§ Problem to work on: Where does the string "från" appear in the records? Copy every line that contains it.

§ Material for the task:

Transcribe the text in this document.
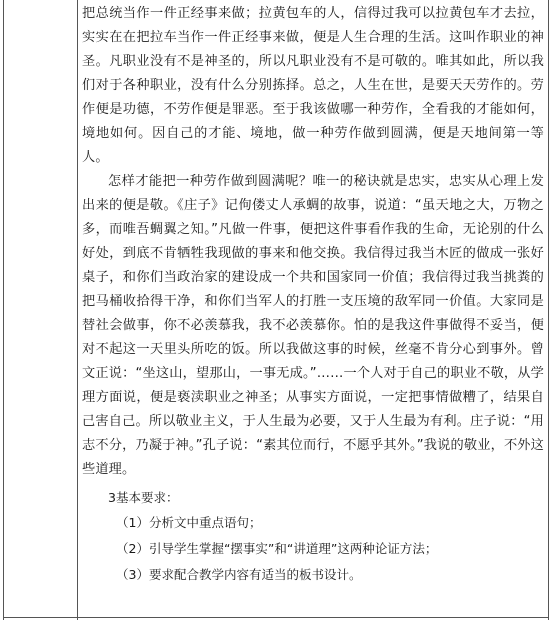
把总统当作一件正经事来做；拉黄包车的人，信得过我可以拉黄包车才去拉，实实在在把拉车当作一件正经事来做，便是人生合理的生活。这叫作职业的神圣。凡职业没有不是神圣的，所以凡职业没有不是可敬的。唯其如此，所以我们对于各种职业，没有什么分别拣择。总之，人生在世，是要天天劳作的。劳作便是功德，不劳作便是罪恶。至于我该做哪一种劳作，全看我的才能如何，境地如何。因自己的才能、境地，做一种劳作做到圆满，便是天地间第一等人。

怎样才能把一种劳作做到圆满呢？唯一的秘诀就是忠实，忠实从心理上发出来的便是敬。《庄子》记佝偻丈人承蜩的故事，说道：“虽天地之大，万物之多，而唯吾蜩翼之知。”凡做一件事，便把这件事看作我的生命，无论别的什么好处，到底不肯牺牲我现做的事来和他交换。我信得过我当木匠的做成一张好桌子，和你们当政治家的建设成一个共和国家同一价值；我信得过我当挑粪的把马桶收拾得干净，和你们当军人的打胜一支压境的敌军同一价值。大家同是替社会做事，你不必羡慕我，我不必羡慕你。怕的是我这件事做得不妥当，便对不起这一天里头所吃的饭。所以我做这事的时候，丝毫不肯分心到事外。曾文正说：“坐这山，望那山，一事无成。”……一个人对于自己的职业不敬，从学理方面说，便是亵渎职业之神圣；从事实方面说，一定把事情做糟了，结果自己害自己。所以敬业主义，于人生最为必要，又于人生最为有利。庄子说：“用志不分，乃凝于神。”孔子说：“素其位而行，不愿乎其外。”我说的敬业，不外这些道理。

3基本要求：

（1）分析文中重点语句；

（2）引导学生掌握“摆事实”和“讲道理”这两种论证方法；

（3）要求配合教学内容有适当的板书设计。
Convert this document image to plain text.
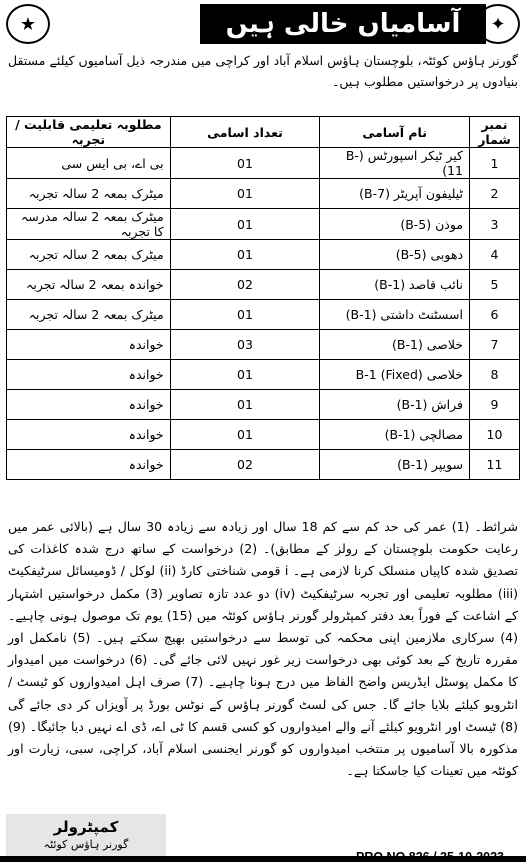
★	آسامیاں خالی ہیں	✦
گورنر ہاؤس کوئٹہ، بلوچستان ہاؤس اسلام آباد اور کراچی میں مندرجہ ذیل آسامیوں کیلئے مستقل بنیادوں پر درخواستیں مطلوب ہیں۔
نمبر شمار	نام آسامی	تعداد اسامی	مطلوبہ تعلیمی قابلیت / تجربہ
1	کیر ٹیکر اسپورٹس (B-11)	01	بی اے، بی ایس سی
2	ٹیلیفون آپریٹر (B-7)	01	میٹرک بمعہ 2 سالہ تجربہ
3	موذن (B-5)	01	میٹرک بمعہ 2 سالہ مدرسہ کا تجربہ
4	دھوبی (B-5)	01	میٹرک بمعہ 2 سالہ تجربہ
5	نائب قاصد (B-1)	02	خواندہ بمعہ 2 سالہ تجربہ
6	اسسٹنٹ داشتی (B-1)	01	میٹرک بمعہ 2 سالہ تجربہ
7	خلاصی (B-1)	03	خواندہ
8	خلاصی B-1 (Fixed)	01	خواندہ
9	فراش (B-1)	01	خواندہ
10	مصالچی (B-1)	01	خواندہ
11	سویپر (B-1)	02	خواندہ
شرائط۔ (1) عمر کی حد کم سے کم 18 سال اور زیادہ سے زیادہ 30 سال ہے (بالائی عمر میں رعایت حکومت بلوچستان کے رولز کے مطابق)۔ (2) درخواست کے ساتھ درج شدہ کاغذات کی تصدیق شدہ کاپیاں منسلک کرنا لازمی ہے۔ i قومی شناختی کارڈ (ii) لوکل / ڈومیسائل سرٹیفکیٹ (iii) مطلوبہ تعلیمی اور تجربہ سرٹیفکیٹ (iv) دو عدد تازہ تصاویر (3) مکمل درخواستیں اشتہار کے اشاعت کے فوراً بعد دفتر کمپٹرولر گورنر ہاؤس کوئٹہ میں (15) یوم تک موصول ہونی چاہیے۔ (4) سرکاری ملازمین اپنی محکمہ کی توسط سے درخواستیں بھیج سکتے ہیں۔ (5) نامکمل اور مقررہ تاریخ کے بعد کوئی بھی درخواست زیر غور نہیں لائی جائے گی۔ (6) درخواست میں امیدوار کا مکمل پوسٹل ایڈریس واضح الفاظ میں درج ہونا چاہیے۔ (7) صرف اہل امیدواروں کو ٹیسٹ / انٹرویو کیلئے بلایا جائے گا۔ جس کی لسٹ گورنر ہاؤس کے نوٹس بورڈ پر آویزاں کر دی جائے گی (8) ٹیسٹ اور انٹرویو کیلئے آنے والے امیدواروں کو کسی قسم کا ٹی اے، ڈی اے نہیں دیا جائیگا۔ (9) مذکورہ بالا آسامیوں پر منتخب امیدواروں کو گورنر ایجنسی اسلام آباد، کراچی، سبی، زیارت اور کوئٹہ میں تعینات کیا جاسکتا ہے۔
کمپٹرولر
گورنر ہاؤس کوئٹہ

...

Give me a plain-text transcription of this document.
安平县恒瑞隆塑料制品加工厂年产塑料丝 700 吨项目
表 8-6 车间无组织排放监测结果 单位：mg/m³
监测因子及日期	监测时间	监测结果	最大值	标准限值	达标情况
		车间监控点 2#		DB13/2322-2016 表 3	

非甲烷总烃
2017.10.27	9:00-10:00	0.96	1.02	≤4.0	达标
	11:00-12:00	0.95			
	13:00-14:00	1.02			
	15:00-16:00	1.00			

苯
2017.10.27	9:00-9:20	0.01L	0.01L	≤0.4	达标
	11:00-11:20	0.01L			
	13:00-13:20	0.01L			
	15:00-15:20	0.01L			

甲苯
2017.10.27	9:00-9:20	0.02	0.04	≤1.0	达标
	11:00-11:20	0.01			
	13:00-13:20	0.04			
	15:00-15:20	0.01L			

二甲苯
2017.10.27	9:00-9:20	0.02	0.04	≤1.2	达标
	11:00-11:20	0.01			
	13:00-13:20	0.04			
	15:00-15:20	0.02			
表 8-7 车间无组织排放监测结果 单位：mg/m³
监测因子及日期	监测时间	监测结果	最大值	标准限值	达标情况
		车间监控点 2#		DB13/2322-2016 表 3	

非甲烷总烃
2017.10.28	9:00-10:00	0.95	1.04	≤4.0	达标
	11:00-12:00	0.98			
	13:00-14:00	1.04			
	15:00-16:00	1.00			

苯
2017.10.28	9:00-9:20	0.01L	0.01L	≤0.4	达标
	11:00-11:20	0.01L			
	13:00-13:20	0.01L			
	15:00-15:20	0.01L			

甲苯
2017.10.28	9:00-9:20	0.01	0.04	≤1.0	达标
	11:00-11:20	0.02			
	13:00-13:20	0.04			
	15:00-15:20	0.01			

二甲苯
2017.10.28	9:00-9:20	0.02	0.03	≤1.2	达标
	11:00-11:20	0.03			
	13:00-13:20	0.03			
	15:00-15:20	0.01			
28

---

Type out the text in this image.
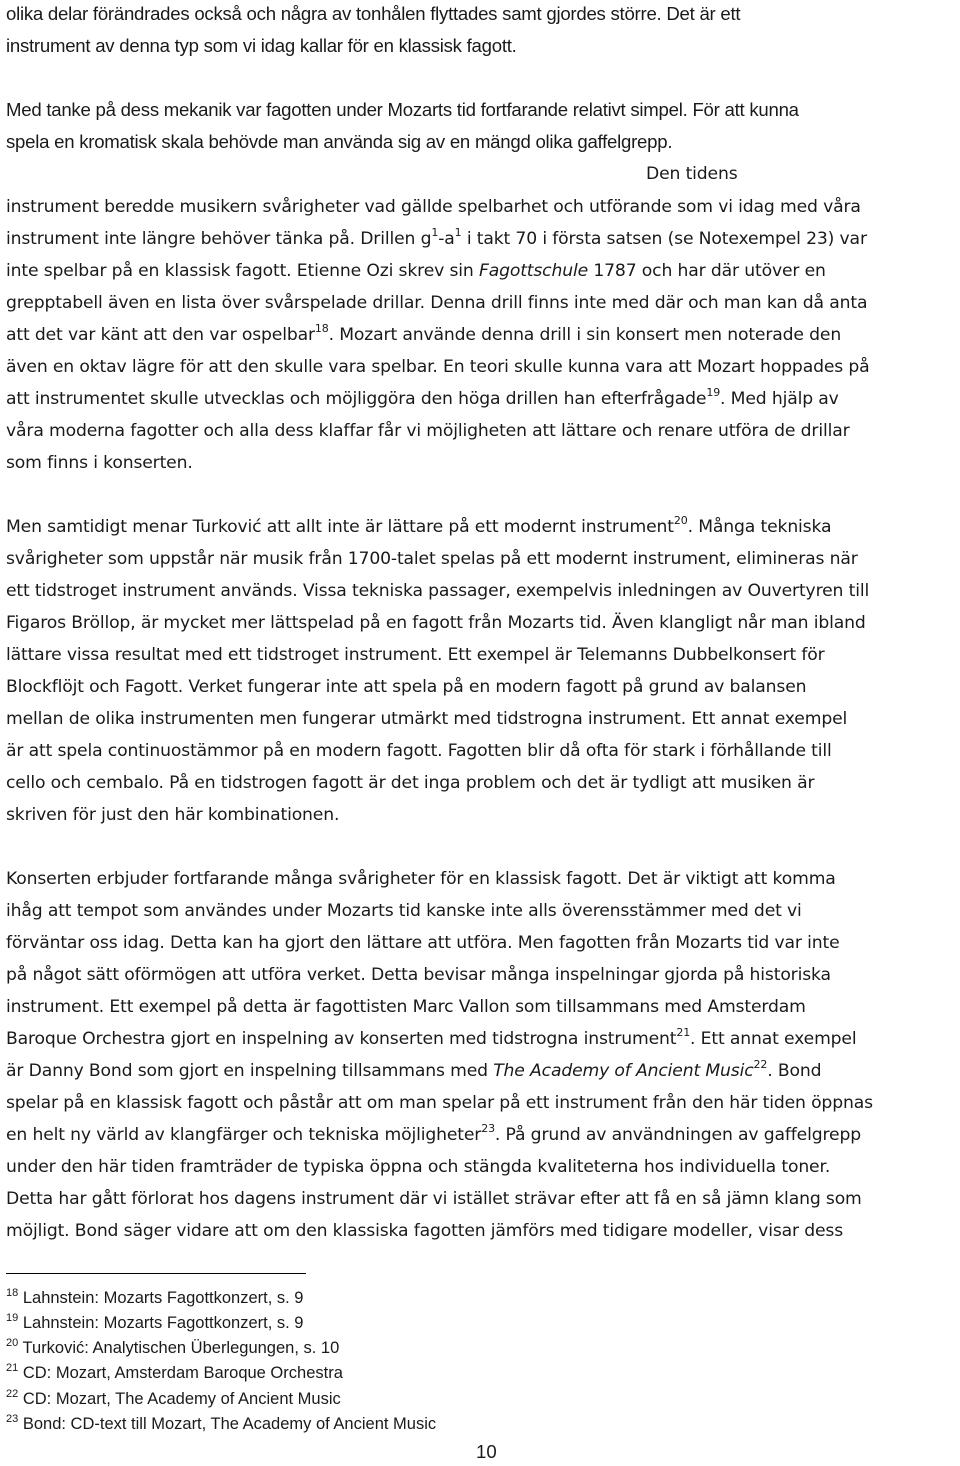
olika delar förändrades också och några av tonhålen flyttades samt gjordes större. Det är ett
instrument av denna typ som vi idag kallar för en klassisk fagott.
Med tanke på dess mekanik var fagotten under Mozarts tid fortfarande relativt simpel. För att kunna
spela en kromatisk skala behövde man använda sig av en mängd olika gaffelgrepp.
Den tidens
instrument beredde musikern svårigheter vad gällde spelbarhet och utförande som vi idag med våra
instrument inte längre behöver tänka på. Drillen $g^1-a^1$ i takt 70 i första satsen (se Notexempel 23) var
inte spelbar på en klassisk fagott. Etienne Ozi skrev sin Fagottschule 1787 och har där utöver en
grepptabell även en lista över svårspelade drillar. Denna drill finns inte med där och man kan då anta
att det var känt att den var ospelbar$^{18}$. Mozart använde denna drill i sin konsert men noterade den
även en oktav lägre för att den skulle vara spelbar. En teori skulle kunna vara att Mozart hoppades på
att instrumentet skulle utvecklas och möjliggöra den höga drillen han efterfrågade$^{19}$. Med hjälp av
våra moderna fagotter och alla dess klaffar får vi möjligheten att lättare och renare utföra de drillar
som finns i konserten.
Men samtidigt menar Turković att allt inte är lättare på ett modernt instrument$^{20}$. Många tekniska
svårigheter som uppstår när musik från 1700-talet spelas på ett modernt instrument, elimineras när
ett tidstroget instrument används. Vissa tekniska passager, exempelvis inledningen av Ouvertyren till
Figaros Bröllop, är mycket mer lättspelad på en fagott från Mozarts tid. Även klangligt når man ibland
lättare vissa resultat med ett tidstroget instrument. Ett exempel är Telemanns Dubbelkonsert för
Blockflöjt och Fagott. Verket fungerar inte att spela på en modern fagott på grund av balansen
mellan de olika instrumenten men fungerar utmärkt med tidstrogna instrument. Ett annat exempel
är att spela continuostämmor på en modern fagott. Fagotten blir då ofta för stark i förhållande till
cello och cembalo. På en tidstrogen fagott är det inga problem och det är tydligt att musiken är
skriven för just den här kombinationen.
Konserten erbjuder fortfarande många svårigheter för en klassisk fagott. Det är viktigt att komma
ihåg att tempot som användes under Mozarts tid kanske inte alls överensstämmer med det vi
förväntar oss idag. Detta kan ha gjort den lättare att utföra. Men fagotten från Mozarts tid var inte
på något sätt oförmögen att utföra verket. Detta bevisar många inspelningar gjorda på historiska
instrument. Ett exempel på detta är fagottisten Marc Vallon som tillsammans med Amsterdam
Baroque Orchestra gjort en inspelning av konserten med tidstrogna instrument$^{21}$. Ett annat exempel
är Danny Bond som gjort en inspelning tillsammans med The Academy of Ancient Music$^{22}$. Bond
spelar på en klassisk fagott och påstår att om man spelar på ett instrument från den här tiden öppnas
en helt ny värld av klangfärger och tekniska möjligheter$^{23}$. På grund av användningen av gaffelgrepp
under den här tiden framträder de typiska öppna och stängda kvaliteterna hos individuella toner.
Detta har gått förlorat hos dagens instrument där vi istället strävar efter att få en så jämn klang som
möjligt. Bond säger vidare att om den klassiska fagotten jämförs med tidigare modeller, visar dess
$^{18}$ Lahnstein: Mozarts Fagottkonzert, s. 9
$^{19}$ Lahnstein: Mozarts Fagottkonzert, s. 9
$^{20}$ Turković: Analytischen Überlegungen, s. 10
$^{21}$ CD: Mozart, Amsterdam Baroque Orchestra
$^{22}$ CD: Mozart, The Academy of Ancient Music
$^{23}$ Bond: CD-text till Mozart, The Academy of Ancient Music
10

§ Answer to the exercise:
svårigheter som uppstår när musik från 1700-talet spelas på ett modernt instrument, elimineras när
Figaros Bröllop, är mycket mer lättspelad på en fagott från Mozarts tid. Även klangligt når man ibland
förväntar oss idag. Detta kan ha gjort den lättare att utföra. Men fagotten från Mozarts tid var inte
spelar på en klassisk fagott och påstår att om man spelar på ett instrument från den här tiden öppnas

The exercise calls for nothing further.